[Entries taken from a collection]

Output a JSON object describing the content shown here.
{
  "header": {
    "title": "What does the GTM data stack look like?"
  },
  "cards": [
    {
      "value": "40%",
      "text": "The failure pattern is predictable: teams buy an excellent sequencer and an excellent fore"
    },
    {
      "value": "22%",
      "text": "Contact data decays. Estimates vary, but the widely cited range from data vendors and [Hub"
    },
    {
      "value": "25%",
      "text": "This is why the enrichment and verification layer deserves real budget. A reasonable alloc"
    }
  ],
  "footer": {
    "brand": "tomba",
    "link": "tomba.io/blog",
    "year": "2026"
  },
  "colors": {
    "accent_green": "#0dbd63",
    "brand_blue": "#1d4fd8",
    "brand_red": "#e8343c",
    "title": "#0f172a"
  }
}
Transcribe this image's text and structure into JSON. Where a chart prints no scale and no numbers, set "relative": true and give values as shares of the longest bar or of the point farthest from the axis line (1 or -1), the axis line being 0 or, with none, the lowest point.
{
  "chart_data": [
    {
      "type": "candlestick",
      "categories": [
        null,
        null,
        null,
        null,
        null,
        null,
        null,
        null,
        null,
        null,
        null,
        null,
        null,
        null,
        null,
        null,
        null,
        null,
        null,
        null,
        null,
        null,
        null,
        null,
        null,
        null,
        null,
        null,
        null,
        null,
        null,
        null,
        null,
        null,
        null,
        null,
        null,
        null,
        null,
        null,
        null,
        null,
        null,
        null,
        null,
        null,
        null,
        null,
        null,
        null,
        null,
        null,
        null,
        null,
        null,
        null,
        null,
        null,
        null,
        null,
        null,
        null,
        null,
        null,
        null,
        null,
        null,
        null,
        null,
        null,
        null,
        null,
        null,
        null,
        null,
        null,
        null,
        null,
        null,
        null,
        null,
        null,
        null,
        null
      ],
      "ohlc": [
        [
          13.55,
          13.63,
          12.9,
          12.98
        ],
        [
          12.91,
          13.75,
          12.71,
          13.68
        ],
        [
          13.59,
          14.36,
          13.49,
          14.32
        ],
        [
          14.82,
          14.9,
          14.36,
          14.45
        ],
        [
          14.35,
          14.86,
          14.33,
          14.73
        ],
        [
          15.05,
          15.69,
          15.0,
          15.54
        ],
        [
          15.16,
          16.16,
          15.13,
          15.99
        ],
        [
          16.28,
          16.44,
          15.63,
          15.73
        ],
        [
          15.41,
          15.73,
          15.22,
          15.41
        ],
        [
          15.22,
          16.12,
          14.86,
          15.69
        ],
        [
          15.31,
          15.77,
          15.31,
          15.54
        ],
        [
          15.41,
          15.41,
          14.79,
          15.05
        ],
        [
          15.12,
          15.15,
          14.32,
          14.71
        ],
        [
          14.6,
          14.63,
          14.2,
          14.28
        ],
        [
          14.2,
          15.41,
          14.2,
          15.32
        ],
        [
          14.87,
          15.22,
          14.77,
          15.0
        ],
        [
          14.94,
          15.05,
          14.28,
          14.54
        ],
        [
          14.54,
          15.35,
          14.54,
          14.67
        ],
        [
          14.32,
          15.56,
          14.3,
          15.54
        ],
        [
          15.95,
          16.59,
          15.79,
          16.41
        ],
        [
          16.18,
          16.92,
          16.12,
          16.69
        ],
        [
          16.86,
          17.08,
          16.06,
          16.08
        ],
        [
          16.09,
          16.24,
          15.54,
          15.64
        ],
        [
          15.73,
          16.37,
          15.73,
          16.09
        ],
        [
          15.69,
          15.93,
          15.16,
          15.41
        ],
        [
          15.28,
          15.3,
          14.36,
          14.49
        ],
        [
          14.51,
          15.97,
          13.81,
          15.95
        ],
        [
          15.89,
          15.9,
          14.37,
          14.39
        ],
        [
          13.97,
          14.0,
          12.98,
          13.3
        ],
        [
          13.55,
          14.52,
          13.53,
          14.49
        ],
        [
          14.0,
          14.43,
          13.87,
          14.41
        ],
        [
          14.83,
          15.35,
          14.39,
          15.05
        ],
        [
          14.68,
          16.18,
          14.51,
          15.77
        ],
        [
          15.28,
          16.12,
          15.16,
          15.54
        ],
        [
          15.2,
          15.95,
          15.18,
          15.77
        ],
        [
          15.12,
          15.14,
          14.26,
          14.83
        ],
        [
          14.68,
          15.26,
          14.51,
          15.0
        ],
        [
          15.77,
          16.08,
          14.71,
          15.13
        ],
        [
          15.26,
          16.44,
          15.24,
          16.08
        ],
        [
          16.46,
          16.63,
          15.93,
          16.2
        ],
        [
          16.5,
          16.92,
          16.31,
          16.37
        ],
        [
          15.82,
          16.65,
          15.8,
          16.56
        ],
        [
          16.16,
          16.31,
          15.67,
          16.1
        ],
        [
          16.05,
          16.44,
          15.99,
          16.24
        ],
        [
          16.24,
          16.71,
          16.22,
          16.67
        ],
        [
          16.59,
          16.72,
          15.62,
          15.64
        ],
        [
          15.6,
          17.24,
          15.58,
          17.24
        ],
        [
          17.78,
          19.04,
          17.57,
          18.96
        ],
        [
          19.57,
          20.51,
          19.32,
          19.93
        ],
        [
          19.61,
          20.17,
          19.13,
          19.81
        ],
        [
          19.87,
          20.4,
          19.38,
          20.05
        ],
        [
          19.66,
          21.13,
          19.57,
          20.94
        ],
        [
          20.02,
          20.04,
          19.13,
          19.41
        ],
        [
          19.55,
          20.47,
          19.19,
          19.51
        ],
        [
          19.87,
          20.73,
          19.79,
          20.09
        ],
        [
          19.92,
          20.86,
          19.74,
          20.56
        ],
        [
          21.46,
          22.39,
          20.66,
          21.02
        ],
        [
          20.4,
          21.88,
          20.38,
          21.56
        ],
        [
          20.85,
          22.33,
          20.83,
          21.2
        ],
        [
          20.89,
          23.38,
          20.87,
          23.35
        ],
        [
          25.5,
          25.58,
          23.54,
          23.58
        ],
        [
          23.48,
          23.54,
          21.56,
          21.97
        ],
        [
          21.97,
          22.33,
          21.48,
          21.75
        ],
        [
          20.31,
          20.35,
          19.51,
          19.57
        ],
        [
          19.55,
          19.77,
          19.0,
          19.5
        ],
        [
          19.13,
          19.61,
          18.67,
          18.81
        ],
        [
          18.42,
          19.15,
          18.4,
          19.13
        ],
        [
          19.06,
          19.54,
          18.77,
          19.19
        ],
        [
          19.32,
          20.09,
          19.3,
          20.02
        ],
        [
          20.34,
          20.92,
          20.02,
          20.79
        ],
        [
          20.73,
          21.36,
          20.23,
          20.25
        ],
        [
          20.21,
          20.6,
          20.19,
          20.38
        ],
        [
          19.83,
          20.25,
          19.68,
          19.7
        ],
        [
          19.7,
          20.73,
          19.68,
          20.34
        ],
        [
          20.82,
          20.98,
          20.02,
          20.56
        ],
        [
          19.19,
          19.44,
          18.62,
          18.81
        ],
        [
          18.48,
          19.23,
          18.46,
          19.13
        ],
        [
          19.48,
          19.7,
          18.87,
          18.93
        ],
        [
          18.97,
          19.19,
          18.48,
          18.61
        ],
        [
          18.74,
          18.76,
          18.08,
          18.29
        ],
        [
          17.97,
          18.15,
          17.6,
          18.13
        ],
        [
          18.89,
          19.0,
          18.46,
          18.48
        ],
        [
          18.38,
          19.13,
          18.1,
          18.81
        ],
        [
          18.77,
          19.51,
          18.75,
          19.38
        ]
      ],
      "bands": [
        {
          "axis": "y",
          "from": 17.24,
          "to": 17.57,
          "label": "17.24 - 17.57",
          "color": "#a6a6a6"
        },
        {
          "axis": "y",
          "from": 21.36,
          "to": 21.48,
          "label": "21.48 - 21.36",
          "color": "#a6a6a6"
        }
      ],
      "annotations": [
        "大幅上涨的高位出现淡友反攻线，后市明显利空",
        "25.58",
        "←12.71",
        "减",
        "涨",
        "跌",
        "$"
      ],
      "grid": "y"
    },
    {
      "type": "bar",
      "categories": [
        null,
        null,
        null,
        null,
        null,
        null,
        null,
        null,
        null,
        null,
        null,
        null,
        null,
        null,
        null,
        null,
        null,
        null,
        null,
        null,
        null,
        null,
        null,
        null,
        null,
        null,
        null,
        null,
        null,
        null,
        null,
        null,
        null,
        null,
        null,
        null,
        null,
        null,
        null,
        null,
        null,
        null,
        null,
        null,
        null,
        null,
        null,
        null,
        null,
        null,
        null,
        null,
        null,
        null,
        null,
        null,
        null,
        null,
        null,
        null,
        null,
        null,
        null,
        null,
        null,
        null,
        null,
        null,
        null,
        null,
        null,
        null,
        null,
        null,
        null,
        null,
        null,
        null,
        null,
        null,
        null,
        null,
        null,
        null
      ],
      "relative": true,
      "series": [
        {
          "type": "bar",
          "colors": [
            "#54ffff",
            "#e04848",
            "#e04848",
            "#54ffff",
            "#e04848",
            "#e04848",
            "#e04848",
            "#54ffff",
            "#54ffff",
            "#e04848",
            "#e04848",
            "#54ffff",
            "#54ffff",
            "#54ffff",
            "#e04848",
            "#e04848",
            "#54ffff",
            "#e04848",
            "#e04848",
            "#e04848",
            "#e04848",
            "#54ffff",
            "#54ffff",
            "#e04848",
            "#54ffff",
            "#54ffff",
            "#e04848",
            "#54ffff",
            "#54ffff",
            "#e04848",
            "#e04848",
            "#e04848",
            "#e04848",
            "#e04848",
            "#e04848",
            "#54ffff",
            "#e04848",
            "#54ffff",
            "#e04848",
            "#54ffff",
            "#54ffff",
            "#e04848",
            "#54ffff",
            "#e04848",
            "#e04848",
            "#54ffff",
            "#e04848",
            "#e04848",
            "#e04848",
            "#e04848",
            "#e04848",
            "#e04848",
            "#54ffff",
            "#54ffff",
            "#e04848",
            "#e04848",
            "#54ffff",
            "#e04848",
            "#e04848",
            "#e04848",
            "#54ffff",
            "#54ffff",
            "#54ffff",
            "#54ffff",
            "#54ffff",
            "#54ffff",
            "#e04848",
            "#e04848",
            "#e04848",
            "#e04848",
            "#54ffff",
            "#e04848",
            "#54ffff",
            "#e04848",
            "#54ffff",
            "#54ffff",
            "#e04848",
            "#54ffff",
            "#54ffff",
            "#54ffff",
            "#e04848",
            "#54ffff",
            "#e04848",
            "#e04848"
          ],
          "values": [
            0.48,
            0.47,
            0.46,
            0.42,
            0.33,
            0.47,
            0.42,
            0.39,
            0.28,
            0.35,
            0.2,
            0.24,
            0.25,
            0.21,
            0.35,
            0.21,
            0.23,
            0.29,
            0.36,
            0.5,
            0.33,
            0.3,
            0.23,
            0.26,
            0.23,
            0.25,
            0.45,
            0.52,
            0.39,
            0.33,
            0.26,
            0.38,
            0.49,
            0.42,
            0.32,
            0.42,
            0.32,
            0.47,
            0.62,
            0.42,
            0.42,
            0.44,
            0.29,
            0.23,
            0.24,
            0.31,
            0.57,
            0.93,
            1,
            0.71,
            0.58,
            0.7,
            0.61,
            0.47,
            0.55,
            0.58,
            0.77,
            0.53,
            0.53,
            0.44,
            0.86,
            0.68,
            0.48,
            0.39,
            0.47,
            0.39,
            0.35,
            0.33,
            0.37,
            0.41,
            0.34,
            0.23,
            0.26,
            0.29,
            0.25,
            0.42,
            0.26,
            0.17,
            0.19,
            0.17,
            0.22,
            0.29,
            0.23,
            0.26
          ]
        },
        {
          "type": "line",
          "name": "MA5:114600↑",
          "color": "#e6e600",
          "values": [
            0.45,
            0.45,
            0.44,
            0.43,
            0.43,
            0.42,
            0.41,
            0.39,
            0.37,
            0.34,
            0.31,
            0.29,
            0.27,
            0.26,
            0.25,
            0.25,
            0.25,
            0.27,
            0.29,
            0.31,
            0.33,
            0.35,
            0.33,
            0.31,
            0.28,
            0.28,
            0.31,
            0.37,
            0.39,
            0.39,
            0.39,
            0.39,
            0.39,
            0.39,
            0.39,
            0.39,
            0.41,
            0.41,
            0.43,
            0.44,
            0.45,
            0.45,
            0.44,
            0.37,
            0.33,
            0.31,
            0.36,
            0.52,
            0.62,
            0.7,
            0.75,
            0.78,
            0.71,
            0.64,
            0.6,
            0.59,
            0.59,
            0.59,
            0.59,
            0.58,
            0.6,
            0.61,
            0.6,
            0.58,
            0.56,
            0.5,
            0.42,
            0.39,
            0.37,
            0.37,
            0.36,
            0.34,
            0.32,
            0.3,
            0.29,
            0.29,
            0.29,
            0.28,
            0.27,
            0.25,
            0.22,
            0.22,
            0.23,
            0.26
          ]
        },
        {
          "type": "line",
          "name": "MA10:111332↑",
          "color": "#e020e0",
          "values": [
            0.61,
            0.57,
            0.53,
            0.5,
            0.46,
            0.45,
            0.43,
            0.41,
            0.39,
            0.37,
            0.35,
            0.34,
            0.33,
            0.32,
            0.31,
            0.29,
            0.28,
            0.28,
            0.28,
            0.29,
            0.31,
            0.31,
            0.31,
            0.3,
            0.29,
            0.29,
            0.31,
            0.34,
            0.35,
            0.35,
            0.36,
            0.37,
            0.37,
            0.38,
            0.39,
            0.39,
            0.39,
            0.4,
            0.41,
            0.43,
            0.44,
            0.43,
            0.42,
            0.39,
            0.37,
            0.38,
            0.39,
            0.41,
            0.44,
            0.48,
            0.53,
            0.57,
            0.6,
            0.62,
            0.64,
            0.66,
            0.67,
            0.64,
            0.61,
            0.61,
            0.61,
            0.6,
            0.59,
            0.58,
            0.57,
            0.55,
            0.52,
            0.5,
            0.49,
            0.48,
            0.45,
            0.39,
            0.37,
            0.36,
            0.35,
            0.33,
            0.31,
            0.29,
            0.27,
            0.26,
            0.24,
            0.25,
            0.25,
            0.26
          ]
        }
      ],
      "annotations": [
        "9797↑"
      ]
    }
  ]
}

## DIRECTION
Determine how many lines of the listing hold the word "text" and reply with that figure alone.

## EXERCISE RESPONSE
4